> _Your instructions_
Look through the entries below and count the lines with the word "ylabel" in them; give only the number.

> _Dataset records_
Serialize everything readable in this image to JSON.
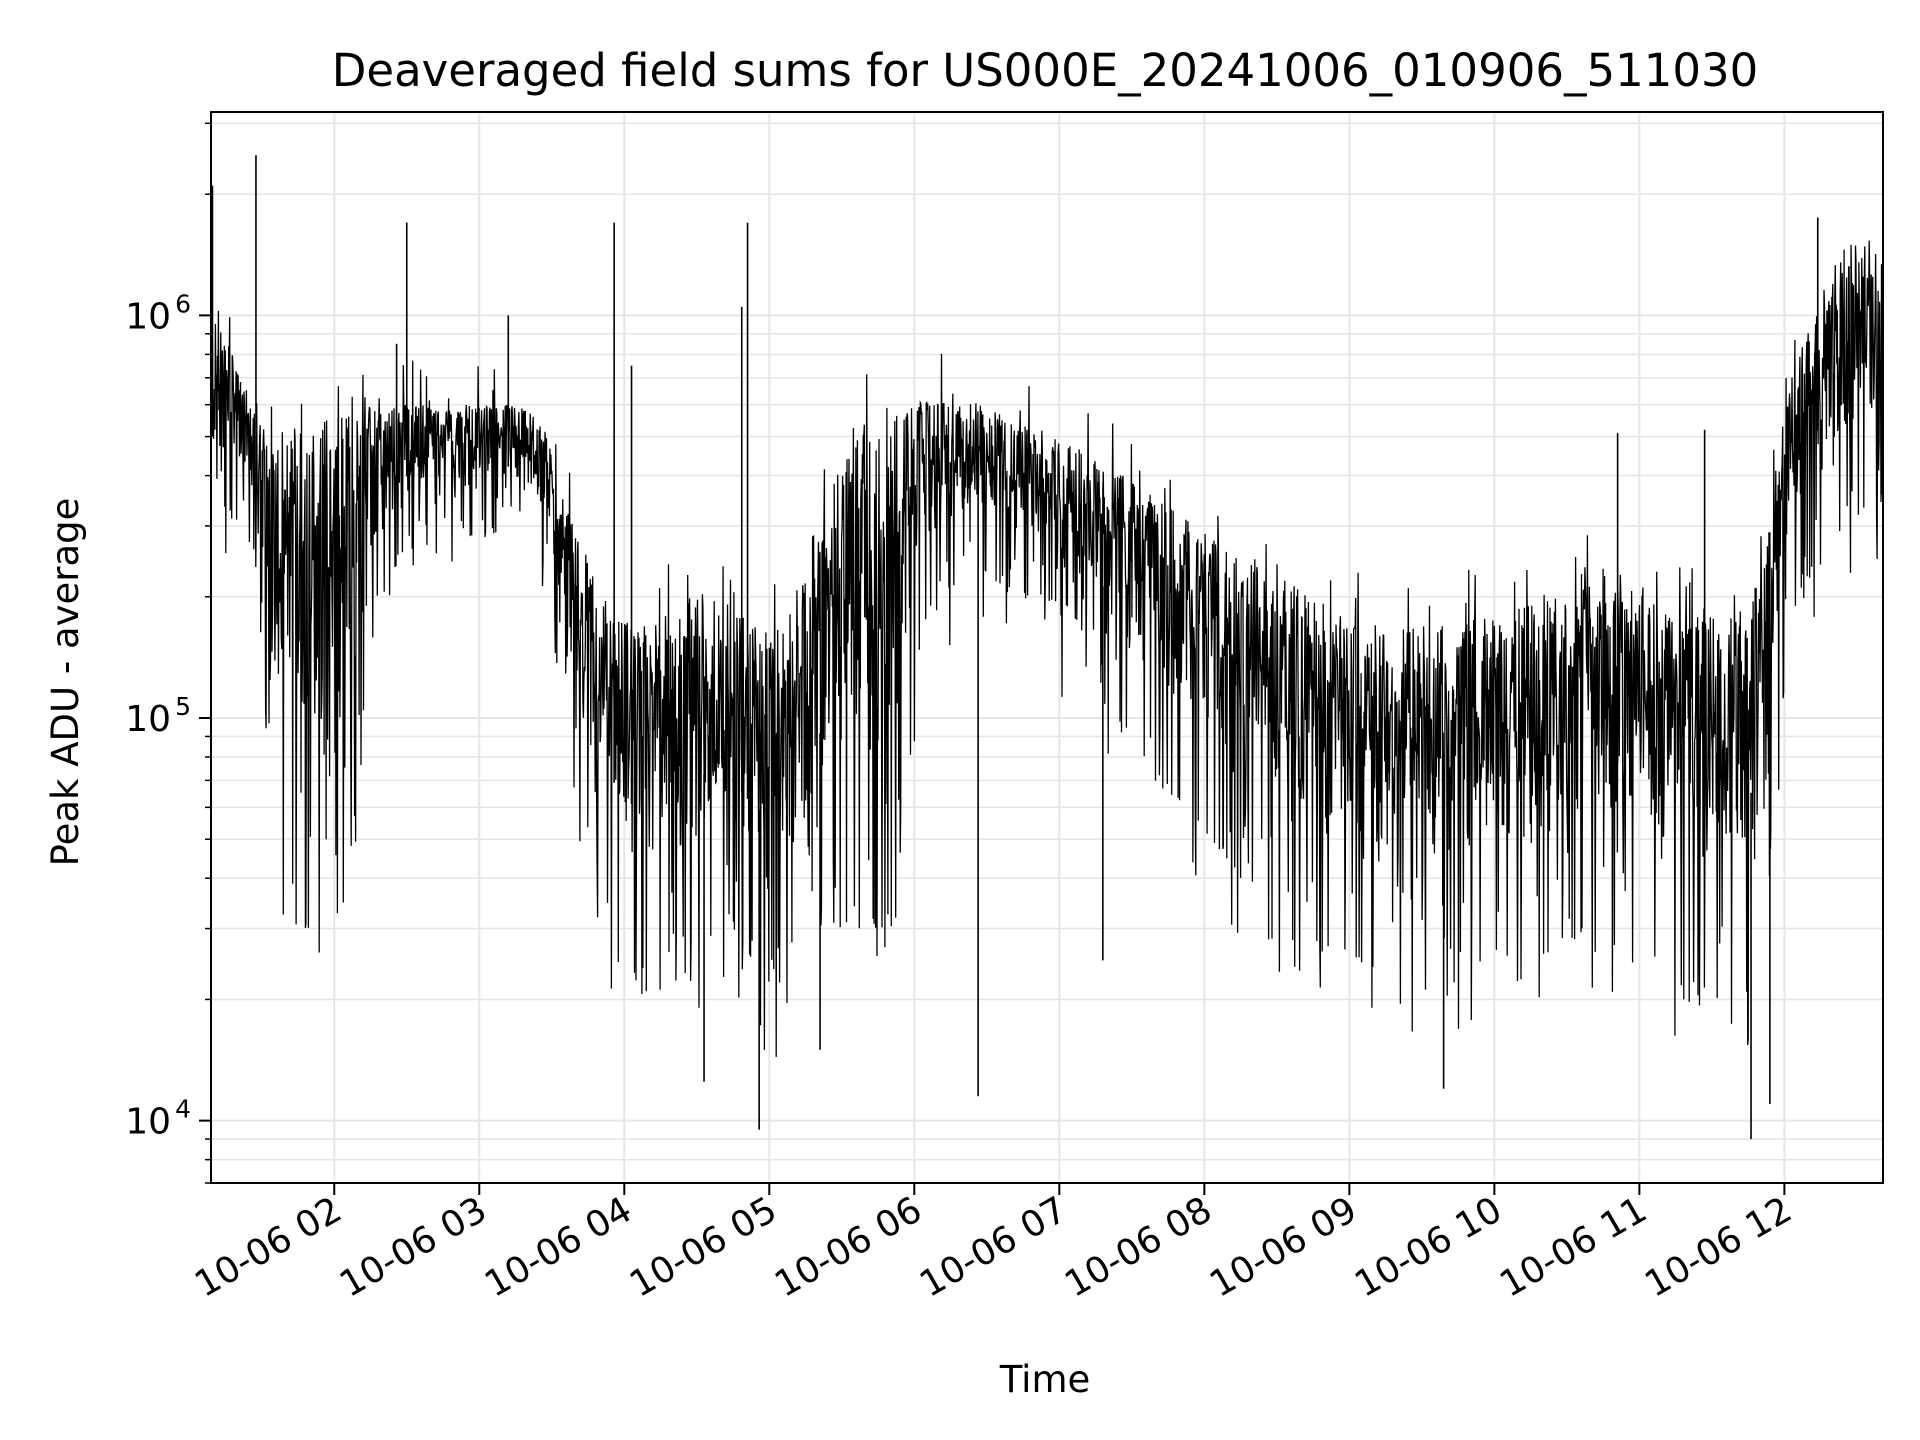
{
  "chart_data": {
    "type": "line",
    "title": "Deaveraged field sums for US000E_20241006_010906_511030",
    "xlabel": "Time",
    "ylabel": "Peak ADU - average",
    "yscale": "log",
    "ylim": [
      7000,
      3200000
    ],
    "xlim_hours": [
      1.15,
      12.68
    ],
    "grid": true,
    "line_color": "#000000",
    "grid_color": "#e6e6e6",
    "x_ticks": [
      {
        "value": 2,
        "label": "10-06 02"
      },
      {
        "value": 3,
        "label": "10-06 03"
      },
      {
        "value": 4,
        "label": "10-06 04"
      },
      {
        "value": 5,
        "label": "10-06 05"
      },
      {
        "value": 6,
        "label": "10-06 06"
      },
      {
        "value": 7,
        "label": "10-06 07"
      },
      {
        "value": 8,
        "label": "10-06 08"
      },
      {
        "value": 9,
        "label": "10-06 09"
      },
      {
        "value": 10,
        "label": "10-06 10"
      },
      {
        "value": 11,
        "label": "10-06 11"
      },
      {
        "value": 12,
        "label": "10-06 12"
      }
    ],
    "y_ticks": [
      {
        "value": 10000,
        "base": "10",
        "exp": "4"
      },
      {
        "value": 100000,
        "base": "10",
        "exp": "5"
      },
      {
        "value": 1000000,
        "base": "10",
        "exp": "6"
      }
    ],
    "series": [
      {
        "x": [
          1.15,
          1.25,
          1.35,
          1.45,
          1.55,
          1.65,
          1.75,
          1.85,
          1.95,
          2.05,
          2.15,
          2.25,
          2.35,
          2.45,
          2.55,
          2.65,
          2.75,
          2.85,
          2.95,
          3.05,
          3.15,
          3.25,
          3.35,
          3.45,
          3.55,
          3.65,
          3.75,
          3.85,
          3.95,
          4.05,
          4.15,
          4.25,
          4.35,
          4.45,
          4.55,
          4.65,
          4.75,
          4.85,
          4.95,
          5.05,
          5.15,
          5.25,
          5.35,
          5.45,
          5.55,
          5.65,
          5.75,
          5.85,
          5.95,
          6.05,
          6.15,
          6.25,
          6.35,
          6.45,
          6.55,
          6.65,
          6.75,
          6.85,
          6.95,
          7.05,
          7.15,
          7.25,
          7.35,
          7.45,
          7.55,
          7.65,
          7.75,
          7.85,
          7.95,
          8.05,
          8.15,
          8.25,
          8.35,
          8.45,
          8.55,
          8.65,
          8.75,
          8.85,
          8.95,
          9.05,
          9.15,
          9.25,
          9.35,
          9.45,
          9.55,
          9.65,
          9.75,
          9.85,
          9.95,
          10.05,
          10.15,
          10.25,
          10.35,
          10.45,
          10.55,
          10.65,
          10.75,
          10.85,
          10.95,
          11.05,
          11.15,
          11.25,
          11.35,
          11.45,
          11.55,
          11.65,
          11.75,
          11.85,
          11.95,
          12.05,
          12.15,
          12.25,
          12.35,
          12.45,
          12.55,
          12.65
        ],
        "low": [
          250000,
          280000,
          300000,
          260000,
          70000,
          45000,
          35000,
          28000,
          25000,
          30000,
          60000,
          120000,
          200000,
          250000,
          280000,
          300000,
          310000,
          300000,
          290000,
          280000,
          290000,
          300000,
          300000,
          240000,
          160000,
          80000,
          45000,
          30000,
          25000,
          22000,
          20000,
          20000,
          21000,
          22000,
          25000,
          28000,
          25000,
          22000,
          20000,
          20000,
          22000,
          25000,
          28000,
          30000,
          30000,
          30000,
          30000,
          30000,
          60000,
          150000,
          200000,
          210000,
          220000,
          230000,
          220000,
          210000,
          200000,
          190000,
          170000,
          140000,
          120000,
          110000,
          100000,
          90000,
          80000,
          70000,
          65000,
          60000,
          55000,
          50000,
          45000,
          40000,
          38000,
          35000,
          32000,
          30000,
          28000,
          27000,
          26000,
          25000,
          24000,
          24000,
          23000,
          23000,
          22000,
          22000,
          22000,
          23000,
          24000,
          24000,
          25000,
          25000,
          26000,
          27000,
          28000,
          30000,
          28000,
          26000,
          25000,
          24000,
          22000,
          20000,
          20000,
          20000,
          20000,
          20000,
          21000,
          22000,
          80000,
          180000,
          220000,
          240000,
          260000,
          300000,
          330000,
          340000
        ],
        "high": [
          1000000,
          900000,
          700000,
          600000,
          500000,
          520000,
          550000,
          560000,
          570000,
          580000,
          590000,
          600000,
          600000,
          600000,
          600000,
          600000,
          600000,
          600000,
          600000,
          600000,
          600000,
          600000,
          580000,
          520000,
          400000,
          300000,
          250000,
          200000,
          180000,
          170000,
          170000,
          180000,
          190000,
          200000,
          210000,
          200000,
          190000,
          180000,
          170000,
          170000,
          190000,
          230000,
          300000,
          400000,
          500000,
          550000,
          560000,
          580000,
          600000,
          620000,
          620000,
          620000,
          610000,
          600000,
          580000,
          560000,
          540000,
          520000,
          500000,
          480000,
          460000,
          440000,
          420000,
          400000,
          380000,
          360000,
          340000,
          320000,
          300000,
          280000,
          260000,
          250000,
          240000,
          230000,
          220000,
          210000,
          200000,
          190000,
          180000,
          180000,
          175000,
          170000,
          170000,
          170000,
          170000,
          170000,
          170000,
          180000,
          180000,
          185000,
          190000,
          195000,
          200000,
          200000,
          210000,
          220000,
          230000,
          230000,
          220000,
          200000,
          190000,
          180000,
          180000,
          180000,
          180000,
          180000,
          190000,
          250000,
          450000,
          700000,
          900000,
          1200000,
          1400000,
          1500000,
          1500000,
          1500000
        ],
        "spikes": [
          {
            "x": 1.16,
            "y": 2100000
          },
          {
            "x": 1.46,
            "y": 2500000
          },
          {
            "x": 2.5,
            "y": 1700000
          },
          {
            "x": 2.43,
            "y": 850000
          },
          {
            "x": 3.2,
            "y": 1000000
          },
          {
            "x": 3.93,
            "y": 1700000
          },
          {
            "x": 4.05,
            "y": 750000
          },
          {
            "x": 4.85,
            "y": 1700000
          },
          {
            "x": 4.81,
            "y": 1050000
          },
          {
            "x": 4.93,
            "y": 9500
          },
          {
            "x": 6.44,
            "y": 11500
          },
          {
            "x": 7.3,
            "y": 25000
          },
          {
            "x": 9.65,
            "y": 12000
          },
          {
            "x": 11.77,
            "y": 9000
          },
          {
            "x": 11.9,
            "y": 11000
          },
          {
            "x": 12.23,
            "y": 1750000
          },
          {
            "x": 11.45,
            "y": 520000
          },
          {
            "x": 10.85,
            "y": 510000
          },
          {
            "x": 5.35,
            "y": 15000
          },
          {
            "x": 4.55,
            "y": 12500
          }
        ]
      }
    ]
  }
}
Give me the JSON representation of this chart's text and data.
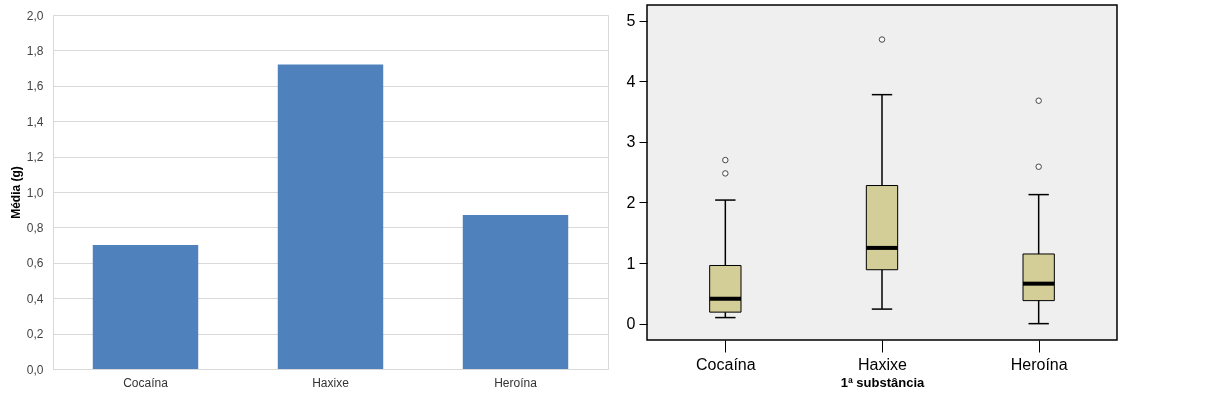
{
  "chart_data": [
    {
      "type": "bar",
      "ylabel": "Média (g)",
      "categories": [
        "Cocaína",
        "Haxixe",
        "Heroína"
      ],
      "values": [
        0.7,
        1.72,
        0.87
      ],
      "color": "#4f81bd",
      "ylim": [
        0,
        2
      ],
      "yticks": [
        {
          "value": 0,
          "label": "0,0"
        },
        {
          "value": 0.2,
          "label": "0,2"
        },
        {
          "value": 0.4,
          "label": "0,4"
        },
        {
          "value": 0.6,
          "label": "0,6"
        },
        {
          "value": 0.8,
          "label": "0,8"
        },
        {
          "value": 1,
          "label": "1,0"
        },
        {
          "value": 1.2,
          "label": "1,2"
        },
        {
          "value": 1.4,
          "label": "1,4"
        },
        {
          "value": 1.6,
          "label": "1,6"
        },
        {
          "value": 1.8,
          "label": "1,8"
        },
        {
          "value": 2,
          "label": "2,0"
        }
      ],
      "grid": "y"
    },
    {
      "type": "box",
      "xlabel": "1ª substância",
      "categories": [
        "Cocaína",
        "Haxixe",
        "Heroína"
      ],
      "color": "#d3cd97",
      "ylim": [
        -0.27,
        5.26
      ],
      "yticks": [
        0,
        1,
        2,
        3,
        4,
        5
      ],
      "grid": false,
      "boxes": [
        {
          "low": 0.1,
          "q1": 0.19,
          "median": 0.41,
          "q3": 0.96,
          "high": 2.04,
          "outliers": [
            2.48,
            2.7
          ]
        },
        {
          "low": 0.24,
          "q1": 0.89,
          "median": 1.25,
          "q3": 2.28,
          "high": 3.78,
          "outliers": [
            4.69
          ]
        },
        {
          "low": 0,
          "q1": 0.38,
          "median": 0.66,
          "q3": 1.15,
          "high": 2.13,
          "outliers": [
            2.59,
            3.68
          ]
        }
      ]
    }
  ]
}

> _Worked answer_
2